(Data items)
--------

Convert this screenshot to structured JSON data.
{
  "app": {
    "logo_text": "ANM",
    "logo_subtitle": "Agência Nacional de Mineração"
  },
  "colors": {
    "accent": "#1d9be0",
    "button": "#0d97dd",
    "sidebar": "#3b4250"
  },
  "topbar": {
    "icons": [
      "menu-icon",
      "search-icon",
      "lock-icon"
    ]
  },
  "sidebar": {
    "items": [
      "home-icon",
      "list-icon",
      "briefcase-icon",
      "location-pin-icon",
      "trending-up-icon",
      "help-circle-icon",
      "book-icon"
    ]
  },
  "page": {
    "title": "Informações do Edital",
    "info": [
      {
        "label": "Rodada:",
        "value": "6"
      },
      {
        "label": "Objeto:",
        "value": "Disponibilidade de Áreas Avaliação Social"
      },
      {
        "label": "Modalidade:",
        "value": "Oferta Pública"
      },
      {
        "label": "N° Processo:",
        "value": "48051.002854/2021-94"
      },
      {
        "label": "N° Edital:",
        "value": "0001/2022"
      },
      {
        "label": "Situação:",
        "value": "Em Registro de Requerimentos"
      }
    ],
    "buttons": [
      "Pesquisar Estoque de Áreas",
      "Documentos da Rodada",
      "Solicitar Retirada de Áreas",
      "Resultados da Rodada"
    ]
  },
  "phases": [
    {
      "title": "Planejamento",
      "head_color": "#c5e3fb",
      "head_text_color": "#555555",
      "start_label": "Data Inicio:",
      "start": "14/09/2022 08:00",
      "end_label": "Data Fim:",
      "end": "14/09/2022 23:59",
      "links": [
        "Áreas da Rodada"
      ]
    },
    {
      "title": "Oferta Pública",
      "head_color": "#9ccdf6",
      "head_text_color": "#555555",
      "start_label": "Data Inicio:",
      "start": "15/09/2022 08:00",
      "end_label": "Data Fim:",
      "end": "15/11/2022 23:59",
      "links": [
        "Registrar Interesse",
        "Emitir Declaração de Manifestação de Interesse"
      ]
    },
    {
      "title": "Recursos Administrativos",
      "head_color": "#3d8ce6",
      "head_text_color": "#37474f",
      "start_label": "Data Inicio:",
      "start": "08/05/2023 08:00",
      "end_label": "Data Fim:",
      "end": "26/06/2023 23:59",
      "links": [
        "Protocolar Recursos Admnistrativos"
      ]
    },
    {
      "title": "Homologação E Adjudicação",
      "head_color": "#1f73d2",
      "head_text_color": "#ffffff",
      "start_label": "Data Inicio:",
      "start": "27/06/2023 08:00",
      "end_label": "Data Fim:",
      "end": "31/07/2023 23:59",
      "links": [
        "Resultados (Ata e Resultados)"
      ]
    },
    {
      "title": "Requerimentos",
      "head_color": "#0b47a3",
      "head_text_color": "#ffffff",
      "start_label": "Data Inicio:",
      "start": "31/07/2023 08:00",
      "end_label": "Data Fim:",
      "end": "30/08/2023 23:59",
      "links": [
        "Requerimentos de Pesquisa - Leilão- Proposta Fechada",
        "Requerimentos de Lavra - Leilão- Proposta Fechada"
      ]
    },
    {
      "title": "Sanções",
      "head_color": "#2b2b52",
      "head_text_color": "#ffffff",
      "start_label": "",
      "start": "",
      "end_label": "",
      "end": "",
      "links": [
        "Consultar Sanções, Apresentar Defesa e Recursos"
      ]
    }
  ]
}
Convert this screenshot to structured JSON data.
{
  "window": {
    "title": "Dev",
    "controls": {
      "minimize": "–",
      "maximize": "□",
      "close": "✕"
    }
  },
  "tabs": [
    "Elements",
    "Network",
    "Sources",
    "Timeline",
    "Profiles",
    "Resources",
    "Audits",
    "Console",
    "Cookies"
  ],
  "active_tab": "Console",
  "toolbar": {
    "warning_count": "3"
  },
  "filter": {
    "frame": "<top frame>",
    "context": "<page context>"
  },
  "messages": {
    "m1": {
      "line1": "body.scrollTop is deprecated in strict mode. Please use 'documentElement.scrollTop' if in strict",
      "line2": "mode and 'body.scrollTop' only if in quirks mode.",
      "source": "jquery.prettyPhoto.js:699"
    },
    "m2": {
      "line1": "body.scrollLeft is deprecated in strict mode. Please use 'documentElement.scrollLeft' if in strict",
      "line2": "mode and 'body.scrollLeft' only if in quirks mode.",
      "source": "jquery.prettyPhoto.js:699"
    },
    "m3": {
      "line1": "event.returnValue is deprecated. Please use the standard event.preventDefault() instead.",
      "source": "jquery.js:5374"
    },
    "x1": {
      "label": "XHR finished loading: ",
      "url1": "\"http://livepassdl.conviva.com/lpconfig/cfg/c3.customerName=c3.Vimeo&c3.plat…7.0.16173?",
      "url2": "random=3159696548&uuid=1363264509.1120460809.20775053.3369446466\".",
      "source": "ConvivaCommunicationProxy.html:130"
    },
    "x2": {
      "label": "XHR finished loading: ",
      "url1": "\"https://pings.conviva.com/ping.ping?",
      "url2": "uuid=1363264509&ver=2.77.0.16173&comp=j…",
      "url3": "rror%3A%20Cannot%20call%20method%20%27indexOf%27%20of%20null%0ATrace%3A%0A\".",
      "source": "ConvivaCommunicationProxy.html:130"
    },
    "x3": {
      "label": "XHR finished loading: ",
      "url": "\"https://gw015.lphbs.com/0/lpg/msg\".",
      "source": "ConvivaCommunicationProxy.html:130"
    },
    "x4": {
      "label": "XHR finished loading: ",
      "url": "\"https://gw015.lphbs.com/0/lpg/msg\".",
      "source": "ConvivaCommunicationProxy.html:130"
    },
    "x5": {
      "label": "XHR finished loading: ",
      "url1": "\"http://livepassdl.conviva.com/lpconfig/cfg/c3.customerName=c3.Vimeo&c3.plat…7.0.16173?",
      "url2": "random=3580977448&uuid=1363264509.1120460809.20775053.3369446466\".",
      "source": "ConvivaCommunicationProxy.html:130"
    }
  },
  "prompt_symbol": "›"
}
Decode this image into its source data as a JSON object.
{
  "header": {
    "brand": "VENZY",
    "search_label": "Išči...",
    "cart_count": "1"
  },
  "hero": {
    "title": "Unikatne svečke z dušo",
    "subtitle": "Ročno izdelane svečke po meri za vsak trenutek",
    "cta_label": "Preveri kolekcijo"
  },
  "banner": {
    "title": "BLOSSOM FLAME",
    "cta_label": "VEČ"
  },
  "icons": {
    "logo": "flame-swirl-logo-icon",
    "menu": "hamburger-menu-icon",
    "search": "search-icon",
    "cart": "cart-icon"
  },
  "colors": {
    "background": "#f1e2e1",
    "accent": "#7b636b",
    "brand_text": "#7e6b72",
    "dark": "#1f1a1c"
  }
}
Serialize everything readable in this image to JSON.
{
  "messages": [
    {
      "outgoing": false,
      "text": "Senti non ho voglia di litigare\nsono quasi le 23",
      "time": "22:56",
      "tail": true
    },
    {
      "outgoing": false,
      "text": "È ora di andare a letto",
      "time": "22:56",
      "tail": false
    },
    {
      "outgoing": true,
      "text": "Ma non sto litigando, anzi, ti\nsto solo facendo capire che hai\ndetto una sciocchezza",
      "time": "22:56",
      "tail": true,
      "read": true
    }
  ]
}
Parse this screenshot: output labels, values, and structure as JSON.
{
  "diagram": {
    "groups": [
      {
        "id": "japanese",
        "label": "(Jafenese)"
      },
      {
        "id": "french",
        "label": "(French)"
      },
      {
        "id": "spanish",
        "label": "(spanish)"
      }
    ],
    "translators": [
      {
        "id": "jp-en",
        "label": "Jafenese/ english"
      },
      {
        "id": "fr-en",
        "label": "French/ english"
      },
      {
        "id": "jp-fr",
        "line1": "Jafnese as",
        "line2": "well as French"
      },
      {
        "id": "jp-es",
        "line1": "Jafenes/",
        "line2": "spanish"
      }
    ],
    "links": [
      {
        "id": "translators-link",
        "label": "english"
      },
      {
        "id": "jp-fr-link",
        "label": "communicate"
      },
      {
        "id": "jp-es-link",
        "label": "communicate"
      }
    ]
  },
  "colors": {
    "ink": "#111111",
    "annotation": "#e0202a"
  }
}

--------

Scan the material above. Copy each line where "uuid" occurs.

      "url2": "random=3159696548&uuid=1363264509.1120460809.20775053.3369446466\".",
      "url2": "uuid=1363264509&ver=2.77.0.16173&comp=j…",
      "url2": "random=3580977448&uuid=1363264509.1120460809.20775053.3369446466\".",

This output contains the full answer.